> _Short task_
Nothing in the data should change when you return it, but leave the pictures out.

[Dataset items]
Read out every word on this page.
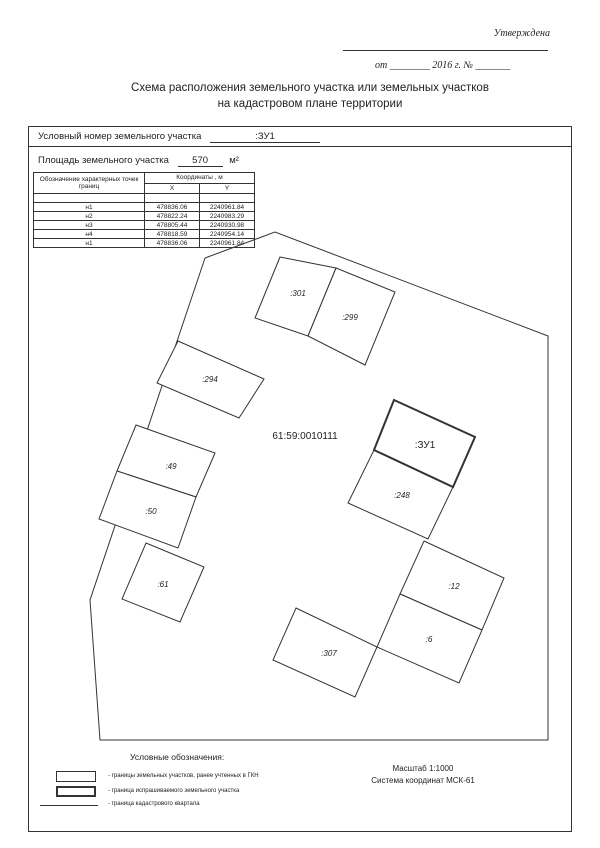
Утверждена
от ________ 2016 г. № _______
Схема расположения земельного участка или земельных участков
на кадастровом плане территории
Условный номер земельного участка	:ЗУ1
Площадь земельного участка 570 м²
Обозначение характерных точек границ	Координаты , м	
	X	Y

н1	478836.06	2240961.84
н2	478822.24	2240983.29
н3	478805.44	2240930.98
н4	478818.59	2240954.14
н1	478836.06	2240961.84
:301
:299
:294
:49
:50
:61
:248
:12
:6
:307
:ЗУ1
61:59:0010111
Условные обозначения:
- границы земельных участков, ранее учтенных в ГКН
- граница испрашиваемого земельного участка
- граница кадастрового квартала
Масштаб 1:1000
Система координат МСК-61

> _Right answer_
Read out every word on this page.
Утверждена
от ________ 2016 г. № _______
Схема расположения земельного участка или земельных участков
на кадастровом плане территории
Условный номер земельного участка	:ЗУ1
Площадь земельного участка 570 м²
Обозначение характерных точек границ	Координаты , м	
	X	Y

н1	478836.06	2240961.84
н2	478822.24	2240983.29
н3	478805.44	2240930.98
н4	478818.59	2240954.14
н1	478836.06	2240961.84
:301
:299
:294
:49
:50
:61
:248
:12
:6
:307
:ЗУ1
61:59:0010111
Условные обозначения:
- границы земельных участков, ранее учтенных в ГКН
- граница испрашиваемого земельного участка
- граница кадастрового квартала
Масштаб 1:1000
Система координат МСК-61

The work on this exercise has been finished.